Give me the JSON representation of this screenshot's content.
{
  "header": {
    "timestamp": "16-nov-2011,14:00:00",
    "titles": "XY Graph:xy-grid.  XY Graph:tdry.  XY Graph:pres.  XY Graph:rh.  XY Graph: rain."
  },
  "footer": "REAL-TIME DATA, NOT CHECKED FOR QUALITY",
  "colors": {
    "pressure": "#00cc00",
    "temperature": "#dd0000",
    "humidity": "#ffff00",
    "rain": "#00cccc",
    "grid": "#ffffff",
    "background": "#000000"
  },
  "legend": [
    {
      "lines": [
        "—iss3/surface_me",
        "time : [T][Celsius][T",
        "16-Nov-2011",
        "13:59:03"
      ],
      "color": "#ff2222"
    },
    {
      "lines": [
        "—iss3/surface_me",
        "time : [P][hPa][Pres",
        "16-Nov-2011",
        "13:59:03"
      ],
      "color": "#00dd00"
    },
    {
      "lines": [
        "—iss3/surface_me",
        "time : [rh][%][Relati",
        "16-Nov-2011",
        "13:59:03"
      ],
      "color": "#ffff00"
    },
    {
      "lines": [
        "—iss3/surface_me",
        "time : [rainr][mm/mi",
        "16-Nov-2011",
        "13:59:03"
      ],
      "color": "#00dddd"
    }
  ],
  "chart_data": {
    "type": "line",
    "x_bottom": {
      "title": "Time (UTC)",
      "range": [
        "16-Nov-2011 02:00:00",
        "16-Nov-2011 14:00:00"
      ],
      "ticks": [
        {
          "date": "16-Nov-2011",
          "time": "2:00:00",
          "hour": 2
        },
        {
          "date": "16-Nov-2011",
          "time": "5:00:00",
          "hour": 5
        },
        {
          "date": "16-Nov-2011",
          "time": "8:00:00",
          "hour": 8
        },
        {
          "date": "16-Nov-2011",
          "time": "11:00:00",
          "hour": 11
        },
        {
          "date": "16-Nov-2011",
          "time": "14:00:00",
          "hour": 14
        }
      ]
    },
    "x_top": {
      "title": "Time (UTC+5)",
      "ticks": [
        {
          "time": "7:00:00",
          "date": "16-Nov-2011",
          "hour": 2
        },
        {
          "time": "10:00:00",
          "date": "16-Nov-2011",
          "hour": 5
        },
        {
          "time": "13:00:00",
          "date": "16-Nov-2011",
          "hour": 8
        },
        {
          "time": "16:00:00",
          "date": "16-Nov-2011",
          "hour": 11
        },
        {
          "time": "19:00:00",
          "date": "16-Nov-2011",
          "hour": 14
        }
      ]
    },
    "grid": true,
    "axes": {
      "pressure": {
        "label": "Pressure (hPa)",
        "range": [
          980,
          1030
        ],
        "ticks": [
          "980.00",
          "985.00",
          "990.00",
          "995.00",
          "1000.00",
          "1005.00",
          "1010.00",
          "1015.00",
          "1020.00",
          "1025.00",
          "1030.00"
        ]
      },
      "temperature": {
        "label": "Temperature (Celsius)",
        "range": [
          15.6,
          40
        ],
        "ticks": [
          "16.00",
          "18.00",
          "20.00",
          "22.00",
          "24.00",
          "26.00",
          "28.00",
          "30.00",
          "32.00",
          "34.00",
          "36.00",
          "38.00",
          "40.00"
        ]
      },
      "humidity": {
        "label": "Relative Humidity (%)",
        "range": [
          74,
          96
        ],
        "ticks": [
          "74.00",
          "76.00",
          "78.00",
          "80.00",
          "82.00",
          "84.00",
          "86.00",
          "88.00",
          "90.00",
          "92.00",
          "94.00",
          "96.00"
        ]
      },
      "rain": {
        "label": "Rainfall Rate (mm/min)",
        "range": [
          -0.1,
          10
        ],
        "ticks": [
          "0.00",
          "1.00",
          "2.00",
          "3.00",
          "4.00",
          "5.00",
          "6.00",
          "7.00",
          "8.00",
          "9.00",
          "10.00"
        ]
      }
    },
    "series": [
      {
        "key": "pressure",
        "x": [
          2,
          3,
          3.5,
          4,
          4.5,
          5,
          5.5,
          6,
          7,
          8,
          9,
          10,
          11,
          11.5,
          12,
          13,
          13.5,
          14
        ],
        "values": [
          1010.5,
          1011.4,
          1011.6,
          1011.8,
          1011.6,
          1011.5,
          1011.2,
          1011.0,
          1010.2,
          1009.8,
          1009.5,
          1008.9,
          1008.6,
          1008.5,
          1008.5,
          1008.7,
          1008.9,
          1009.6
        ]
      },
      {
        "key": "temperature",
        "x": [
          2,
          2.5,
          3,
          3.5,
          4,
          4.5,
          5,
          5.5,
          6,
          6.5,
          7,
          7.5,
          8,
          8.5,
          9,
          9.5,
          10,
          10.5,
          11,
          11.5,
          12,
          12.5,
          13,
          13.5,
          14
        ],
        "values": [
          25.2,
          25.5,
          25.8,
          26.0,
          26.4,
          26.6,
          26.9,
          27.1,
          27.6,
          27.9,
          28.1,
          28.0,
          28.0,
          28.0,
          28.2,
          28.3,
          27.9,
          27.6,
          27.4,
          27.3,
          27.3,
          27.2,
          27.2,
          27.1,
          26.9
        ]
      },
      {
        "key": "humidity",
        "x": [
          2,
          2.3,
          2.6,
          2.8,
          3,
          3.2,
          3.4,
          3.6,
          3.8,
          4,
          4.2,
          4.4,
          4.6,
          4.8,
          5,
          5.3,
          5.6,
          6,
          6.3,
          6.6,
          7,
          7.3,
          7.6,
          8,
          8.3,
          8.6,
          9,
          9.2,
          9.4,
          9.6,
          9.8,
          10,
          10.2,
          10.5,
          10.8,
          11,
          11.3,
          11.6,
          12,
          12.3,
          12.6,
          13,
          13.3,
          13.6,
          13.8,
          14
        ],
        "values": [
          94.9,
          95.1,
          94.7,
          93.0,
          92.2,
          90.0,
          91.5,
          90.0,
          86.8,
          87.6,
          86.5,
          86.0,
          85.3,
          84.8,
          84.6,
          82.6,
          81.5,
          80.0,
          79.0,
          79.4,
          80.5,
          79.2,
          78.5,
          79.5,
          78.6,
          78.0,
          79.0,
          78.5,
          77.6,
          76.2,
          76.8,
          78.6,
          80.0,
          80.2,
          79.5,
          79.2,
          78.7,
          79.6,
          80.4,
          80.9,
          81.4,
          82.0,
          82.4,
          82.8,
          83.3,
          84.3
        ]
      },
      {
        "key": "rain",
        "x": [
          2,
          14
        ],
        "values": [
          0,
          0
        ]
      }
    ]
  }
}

- - -

- _YOUR OBJECTIVE_:
Write the material out again word for word.

- _SOLUTION_:
Give me the JSON representation of this screenshot's content.
{
  "header": {
    "timestamp": "16-nov-2011,14:00:00",
    "titles": "XY Graph:xy-grid.  XY Graph:tdry.  XY Graph:pres.  XY Graph:rh.  XY Graph: rain."
  },
  "footer": "REAL-TIME DATA, NOT CHECKED FOR QUALITY",
  "colors": {
    "pressure": "#00cc00",
    "temperature": "#dd0000",
    "humidity": "#ffff00",
    "rain": "#00cccc",
    "grid": "#ffffff",
    "background": "#000000"
  },
  "legend": [
    {
      "lines": [
        "—iss3/surface_me",
        "time : [T][Celsius][T",
        "16-Nov-2011",
        "13:59:03"
      ],
      "color": "#ff2222"
    },
    {
      "lines": [
        "—iss3/surface_me",
        "time : [P][hPa][Pres",
        "16-Nov-2011",
        "13:59:03"
      ],
      "color": "#00dd00"
    },
    {
      "lines": [
        "—iss3/surface_me",
        "time : [rh][%][Relati",
        "16-Nov-2011",
        "13:59:03"
      ],
      "color": "#ffff00"
    },
    {
      "lines": [
        "—iss3/surface_me",
        "time : [rainr][mm/mi",
        "16-Nov-2011",
        "13:59:03"
      ],
      "color": "#00dddd"
    }
  ],
  "chart_data": {
    "type": "line",
    "x_bottom": {
      "title": "Time (UTC)",
      "range": [
        "16-Nov-2011 02:00:00",
        "16-Nov-2011 14:00:00"
      ],
      "ticks": [
        {
          "date": "16-Nov-2011",
          "time": "2:00:00",
          "hour": 2
        },
        {
          "date": "16-Nov-2011",
          "time": "5:00:00",
          "hour": 5
        },
        {
          "date": "16-Nov-2011",
          "time": "8:00:00",
          "hour": 8
        },
        {
          "date": "16-Nov-2011",
          "time": "11:00:00",
          "hour": 11
        },
        {
          "date": "16-Nov-2011",
          "time": "14:00:00",
          "hour": 14
        }
      ]
    },
    "x_top": {
      "title": "Time (UTC+5)",
      "ticks": [
        {
          "time": "7:00:00",
          "date": "16-Nov-2011",
          "hour": 2
        },
        {
          "time": "10:00:00",
          "date": "16-Nov-2011",
          "hour": 5
        },
        {
          "time": "13:00:00",
          "date": "16-Nov-2011",
          "hour": 8
        },
        {
          "time": "16:00:00",
          "date": "16-Nov-2011",
          "hour": 11
        },
        {
          "time": "19:00:00",
          "date": "16-Nov-2011",
          "hour": 14
        }
      ]
    },
    "grid": true,
    "axes": {
      "pressure": {
        "label": "Pressure (hPa)",
        "range": [
          980,
          1030
        ],
        "ticks": [
          "980.00",
          "985.00",
          "990.00",
          "995.00",
          "1000.00",
          "1005.00",
          "1010.00",
          "1015.00",
          "1020.00",
          "1025.00",
          "1030.00"
        ]
      },
      "temperature": {
        "label": "Temperature (Celsius)",
        "range": [
          15.6,
          40
        ],
        "ticks": [
          "16.00",
          "18.00",
          "20.00",
          "22.00",
          "24.00",
          "26.00",
          "28.00",
          "30.00",
          "32.00",
          "34.00",
          "36.00",
          "38.00",
          "40.00"
        ]
      },
      "humidity": {
        "label": "Relative Humidity (%)",
        "range": [
          74,
          96
        ],
        "ticks": [
          "74.00",
          "76.00",
          "78.00",
          "80.00",
          "82.00",
          "84.00",
          "86.00",
          "88.00",
          "90.00",
          "92.00",
          "94.00",
          "96.00"
        ]
      },
      "rain": {
        "label": "Rainfall Rate (mm/min)",
        "range": [
          -0.1,
          10
        ],
        "ticks": [
          "0.00",
          "1.00",
          "2.00",
          "3.00",
          "4.00",
          "5.00",
          "6.00",
          "7.00",
          "8.00",
          "9.00",
          "10.00"
        ]
      }
    },
    "series": [
      {
        "key": "pressure",
        "x": [
          2,
          3,
          3.5,
          4,
          4.5,
          5,
          5.5,
          6,
          7,
          8,
          9,
          10,
          11,
          11.5,
          12,
          13,
          13.5,
          14
        ],
        "values": [
          1010.5,
          1011.4,
          1011.6,
          1011.8,
          1011.6,
          1011.5,
          1011.2,
          1011.0,
          1010.2,
          1009.8,
          1009.5,
          1008.9,
          1008.6,
          1008.5,
          1008.5,
          1008.7,
          1008.9,
          1009.6
        ]
      },
      {
        "key": "temperature",
        "x": [
          2,
          2.5,
          3,
          3.5,
          4,
          4.5,
          5,
          5.5,
          6,
          6.5,
          7,
          7.5,
          8,
          8.5,
          9,
          9.5,
          10,
          10.5,
          11,
          11.5,
          12,
          12.5,
          13,
          13.5,
          14
        ],
        "values": [
          25.2,
          25.5,
          25.8,
          26.0,
          26.4,
          26.6,
          26.9,
          27.1,
          27.6,
          27.9,
          28.1,
          28.0,
          28.0,
          28.0,
          28.2,
          28.3,
          27.9,
          27.6,
          27.4,
          27.3,
          27.3,
          27.2,
          27.2,
          27.1,
          26.9
        ]
      },
      {
        "key": "humidity",
        "x": [
          2,
          2.3,
          2.6,
          2.8,
          3,
          3.2,
          3.4,
          3.6,
          3.8,
          4,
          4.2,
          4.4,
          4.6,
          4.8,
          5,
          5.3,
          5.6,
          6,
          6.3,
          6.6,
          7,
          7.3,
          7.6,
          8,
          8.3,
          8.6,
          9,
          9.2,
          9.4,
          9.6,
          9.8,
          10,
          10.2,
          10.5,
          10.8,
          11,
          11.3,
          11.6,
          12,
          12.3,
          12.6,
          13,
          13.3,
          13.6,
          13.8,
          14
        ],
        "values": [
          94.9,
          95.1,
          94.7,
          93.0,
          92.2,
          90.0,
          91.5,
          90.0,
          86.8,
          87.6,
          86.5,
          86.0,
          85.3,
          84.8,
          84.6,
          82.6,
          81.5,
          80.0,
          79.0,
          79.4,
          80.5,
          79.2,
          78.5,
          79.5,
          78.6,
          78.0,
          79.0,
          78.5,
          77.6,
          76.2,
          76.8,
          78.6,
          80.0,
          80.2,
          79.5,
          79.2,
          78.7,
          79.6,
          80.4,
          80.9,
          81.4,
          82.0,
          82.4,
          82.8,
          83.3,
          84.3
        ]
      },
      {
        "key": "rain",
        "x": [
          2,
          14
        ],
        "values": [
          0,
          0
        ]
      }
    ]
  }
}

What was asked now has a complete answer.